* BEGIN *

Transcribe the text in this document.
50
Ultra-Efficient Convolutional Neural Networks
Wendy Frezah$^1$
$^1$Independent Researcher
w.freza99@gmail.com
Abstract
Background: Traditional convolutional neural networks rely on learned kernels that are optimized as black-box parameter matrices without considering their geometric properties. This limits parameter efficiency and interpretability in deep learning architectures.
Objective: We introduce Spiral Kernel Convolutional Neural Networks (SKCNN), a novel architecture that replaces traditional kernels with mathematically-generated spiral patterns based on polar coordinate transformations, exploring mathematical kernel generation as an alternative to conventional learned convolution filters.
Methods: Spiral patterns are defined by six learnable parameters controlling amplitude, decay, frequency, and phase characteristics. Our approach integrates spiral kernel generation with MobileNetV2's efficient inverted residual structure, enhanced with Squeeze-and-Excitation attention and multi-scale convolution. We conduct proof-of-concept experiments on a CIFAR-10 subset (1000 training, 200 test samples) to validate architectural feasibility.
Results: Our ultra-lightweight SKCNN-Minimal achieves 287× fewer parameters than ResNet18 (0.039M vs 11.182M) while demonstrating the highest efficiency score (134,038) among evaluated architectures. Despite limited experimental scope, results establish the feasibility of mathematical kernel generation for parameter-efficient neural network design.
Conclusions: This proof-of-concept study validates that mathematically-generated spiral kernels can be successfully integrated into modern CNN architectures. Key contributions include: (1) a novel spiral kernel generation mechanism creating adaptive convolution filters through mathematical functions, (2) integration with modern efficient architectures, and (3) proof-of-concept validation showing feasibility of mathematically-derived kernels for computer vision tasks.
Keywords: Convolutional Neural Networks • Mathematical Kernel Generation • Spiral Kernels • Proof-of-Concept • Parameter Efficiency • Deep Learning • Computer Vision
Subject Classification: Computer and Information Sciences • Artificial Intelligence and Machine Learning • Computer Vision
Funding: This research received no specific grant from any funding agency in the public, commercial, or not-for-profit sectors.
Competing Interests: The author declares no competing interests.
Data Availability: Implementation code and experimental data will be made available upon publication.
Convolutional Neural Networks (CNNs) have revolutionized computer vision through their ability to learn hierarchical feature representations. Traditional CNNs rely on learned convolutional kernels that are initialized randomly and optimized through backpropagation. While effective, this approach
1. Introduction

* END *

All of the material above needs to be copied exactly.

Transcribe the text in this document.
50
Ultra-Efficient Convolutional Neural Networks
Wendy Frezah$^1$
$^1$Independent Researcher
w.freza99@gmail.com
Abstract
Background: Traditional convolutional neural networks rely on learned kernels that are optimized as black-box parameter matrices without considering their geometric properties. This limits parameter efficiency and interpretability in deep learning architectures.
Objective: We introduce Spiral Kernel Convolutional Neural Networks (SKCNN), a novel architecture that replaces traditional kernels with mathematically-generated spiral patterns based on polar coordinate transformations, exploring mathematical kernel generation as an alternative to conventional learned convolution filters.
Methods: Spiral patterns are defined by six learnable parameters controlling amplitude, decay, frequency, and phase characteristics. Our approach integrates spiral kernel generation with MobileNetV2's efficient inverted residual structure, enhanced with Squeeze-and-Excitation attention and multi-scale convolution. We conduct proof-of-concept experiments on a CIFAR-10 subset (1000 training, 200 test samples) to validate architectural feasibility.
Results: Our ultra-lightweight SKCNN-Minimal achieves 287× fewer parameters than ResNet18 (0.039M vs 11.182M) while demonstrating the highest efficiency score (134,038) among evaluated architectures. Despite limited experimental scope, results establish the feasibility of mathematical kernel generation for parameter-efficient neural network design.
Conclusions: This proof-of-concept study validates that mathematically-generated spiral kernels can be successfully integrated into modern CNN architectures. Key contributions include: (1) a novel spiral kernel generation mechanism creating adaptive convolution filters through mathematical functions, (2) integration with modern efficient architectures, and (3) proof-of-concept validation showing feasibility of mathematically-derived kernels for computer vision tasks.
Keywords: Convolutional Neural Networks • Mathematical Kernel Generation • Spiral Kernels • Proof-of-Concept • Parameter Efficiency • Deep Learning • Computer Vision
Subject Classification: Computer and Information Sciences • Artificial Intelligence and Machine Learning • Computer Vision
Funding: This research received no specific grant from any funding agency in the public, commercial, or not-for-profit sectors.
Competing Interests: The author declares no competing interests.
Data Availability: Implementation code and experimental data will be made available upon publication.
Convolutional Neural Networks (CNNs) have revolutionized computer vision through their ability to learn hierarchical feature representations. Traditional CNNs rely on learned convolutional kernels that are initialized randomly and optimized through backpropagation. While effective, this approach
1. Introduction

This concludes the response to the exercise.